* _Listing_:
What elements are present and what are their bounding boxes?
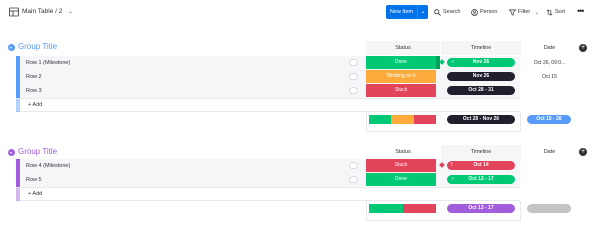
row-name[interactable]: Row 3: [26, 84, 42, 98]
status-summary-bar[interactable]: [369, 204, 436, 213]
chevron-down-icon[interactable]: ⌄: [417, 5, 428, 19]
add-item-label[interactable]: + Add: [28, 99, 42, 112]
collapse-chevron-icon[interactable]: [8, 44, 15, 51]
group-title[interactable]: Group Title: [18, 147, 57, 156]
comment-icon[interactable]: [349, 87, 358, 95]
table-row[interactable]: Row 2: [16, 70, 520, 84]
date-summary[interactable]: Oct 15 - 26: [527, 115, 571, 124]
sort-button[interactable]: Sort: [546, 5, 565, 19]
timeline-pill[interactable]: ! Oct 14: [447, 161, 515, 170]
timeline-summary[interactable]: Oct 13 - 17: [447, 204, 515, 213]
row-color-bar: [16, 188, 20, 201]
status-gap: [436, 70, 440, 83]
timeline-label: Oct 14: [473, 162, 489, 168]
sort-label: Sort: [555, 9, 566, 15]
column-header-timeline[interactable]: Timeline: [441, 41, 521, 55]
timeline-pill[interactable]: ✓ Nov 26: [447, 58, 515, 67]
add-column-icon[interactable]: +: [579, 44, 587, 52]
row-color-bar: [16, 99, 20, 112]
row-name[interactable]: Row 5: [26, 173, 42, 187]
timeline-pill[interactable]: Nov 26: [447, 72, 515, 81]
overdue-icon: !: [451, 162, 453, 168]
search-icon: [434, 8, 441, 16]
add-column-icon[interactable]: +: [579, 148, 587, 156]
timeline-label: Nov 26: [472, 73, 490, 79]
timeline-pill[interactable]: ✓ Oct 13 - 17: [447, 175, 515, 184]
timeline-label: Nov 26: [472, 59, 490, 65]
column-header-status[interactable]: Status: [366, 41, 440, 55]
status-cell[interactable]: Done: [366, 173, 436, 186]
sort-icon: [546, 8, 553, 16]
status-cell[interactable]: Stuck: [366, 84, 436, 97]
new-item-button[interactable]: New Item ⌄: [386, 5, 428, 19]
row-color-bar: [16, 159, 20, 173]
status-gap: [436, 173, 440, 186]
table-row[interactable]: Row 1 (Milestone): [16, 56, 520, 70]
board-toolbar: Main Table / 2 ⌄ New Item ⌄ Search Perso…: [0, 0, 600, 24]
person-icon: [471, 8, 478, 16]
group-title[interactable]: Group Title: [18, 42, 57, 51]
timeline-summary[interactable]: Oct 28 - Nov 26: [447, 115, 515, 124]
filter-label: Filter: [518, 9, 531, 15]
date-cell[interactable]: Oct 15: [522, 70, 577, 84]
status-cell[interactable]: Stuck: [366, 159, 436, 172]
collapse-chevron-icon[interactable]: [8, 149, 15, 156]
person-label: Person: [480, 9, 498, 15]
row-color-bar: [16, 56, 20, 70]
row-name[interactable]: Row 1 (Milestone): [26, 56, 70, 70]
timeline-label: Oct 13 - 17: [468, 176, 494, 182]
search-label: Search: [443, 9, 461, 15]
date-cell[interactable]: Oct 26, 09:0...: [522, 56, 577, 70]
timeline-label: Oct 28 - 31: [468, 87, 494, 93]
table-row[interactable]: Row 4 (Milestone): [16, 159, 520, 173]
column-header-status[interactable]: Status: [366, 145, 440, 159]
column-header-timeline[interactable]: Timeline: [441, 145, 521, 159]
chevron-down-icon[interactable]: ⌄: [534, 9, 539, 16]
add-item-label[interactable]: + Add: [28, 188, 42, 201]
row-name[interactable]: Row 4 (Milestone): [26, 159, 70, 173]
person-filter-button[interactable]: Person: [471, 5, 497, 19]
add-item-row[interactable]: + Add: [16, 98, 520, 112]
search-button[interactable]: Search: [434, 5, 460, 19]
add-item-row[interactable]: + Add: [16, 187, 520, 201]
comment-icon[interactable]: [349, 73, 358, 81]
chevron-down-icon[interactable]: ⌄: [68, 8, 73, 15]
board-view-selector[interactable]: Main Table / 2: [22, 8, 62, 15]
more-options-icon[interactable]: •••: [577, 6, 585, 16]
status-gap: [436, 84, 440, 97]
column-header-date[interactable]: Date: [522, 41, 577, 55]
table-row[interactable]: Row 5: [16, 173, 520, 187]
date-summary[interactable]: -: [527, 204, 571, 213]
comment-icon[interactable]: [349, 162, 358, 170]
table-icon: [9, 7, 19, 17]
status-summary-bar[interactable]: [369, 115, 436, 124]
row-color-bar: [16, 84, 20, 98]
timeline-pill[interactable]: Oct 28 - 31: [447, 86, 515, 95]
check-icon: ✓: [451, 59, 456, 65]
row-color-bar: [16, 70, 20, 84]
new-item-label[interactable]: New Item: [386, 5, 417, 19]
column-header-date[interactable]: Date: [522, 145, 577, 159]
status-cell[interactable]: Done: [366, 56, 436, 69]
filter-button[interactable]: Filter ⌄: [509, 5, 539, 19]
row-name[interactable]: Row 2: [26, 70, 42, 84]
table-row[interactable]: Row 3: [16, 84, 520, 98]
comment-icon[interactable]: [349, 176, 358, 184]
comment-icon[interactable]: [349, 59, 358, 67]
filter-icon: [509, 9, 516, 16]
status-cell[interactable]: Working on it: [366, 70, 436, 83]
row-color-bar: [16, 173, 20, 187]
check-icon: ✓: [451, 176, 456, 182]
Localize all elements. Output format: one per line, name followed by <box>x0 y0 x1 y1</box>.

* _The problem_:
Copy out the lines of the data verbatim, from the line that contains "row-name[interactable]: Row 3: [26, 84, 42, 98]" through the line that contains "status-gap: [436, 173, 440, 186]", with both of those lines included.

* _Finished exercise_:
row-name[interactable]: Row 3: [26, 84, 42, 98]
status-summary-bar[interactable]: [369, 204, 436, 213]
chevron-down-icon[interactable]: ⌄: [417, 5, 428, 19]
add-item-label[interactable]: + Add: [28, 99, 42, 112]
collapse-chevron-icon[interactable]: [8, 44, 15, 51]
group-title[interactable]: Group Title: [18, 147, 57, 156]
comment-icon[interactable]: [349, 87, 358, 95]
table-row[interactable]: Row 2: [16, 70, 520, 84]
date-summary[interactable]: Oct 15 - 26: [527, 115, 571, 124]
sort-button[interactable]: Sort: [546, 5, 565, 19]
timeline-pill[interactable]: ! Oct 14: [447, 161, 515, 170]
timeline-summary[interactable]: Oct 13 - 17: [447, 204, 515, 213]
row-color-bar: [16, 188, 20, 201]
status-gap: [436, 70, 440, 83]
timeline-label: Oct 14: [473, 162, 489, 168]
sort-label: Sort: [555, 9, 566, 15]
column-header-timeline[interactable]: Timeline: [441, 41, 521, 55]
timeline-pill[interactable]: ✓ Nov 26: [447, 58, 515, 67]
add-column-icon[interactable]: +: [579, 44, 587, 52]
row-color-bar: [16, 99, 20, 112]
row-name[interactable]: Row 5: [26, 173, 42, 187]
timeline-pill[interactable]: Nov 26: [447, 72, 515, 81]
overdue-icon: !: [451, 162, 453, 168]
search-icon: [434, 8, 441, 16]
add-column-icon[interactable]: +: [579, 148, 587, 156]
timeline-label: Nov 26: [472, 73, 490, 79]
timeline-pill[interactable]: ✓ Oct 13 - 17: [447, 175, 515, 184]
timeline-label: Nov 26: [472, 59, 490, 65]
column-header-status[interactable]: Status: [366, 41, 440, 55]
status-cell[interactable]: Done: [366, 173, 436, 186]
sort-icon: [546, 8, 553, 16]
status-cell[interactable]: Stuck: [366, 84, 436, 97]
new-item-button[interactable]: New Item ⌄: [386, 5, 428, 19]
row-color-bar: [16, 159, 20, 173]
status-gap: [436, 173, 440, 186]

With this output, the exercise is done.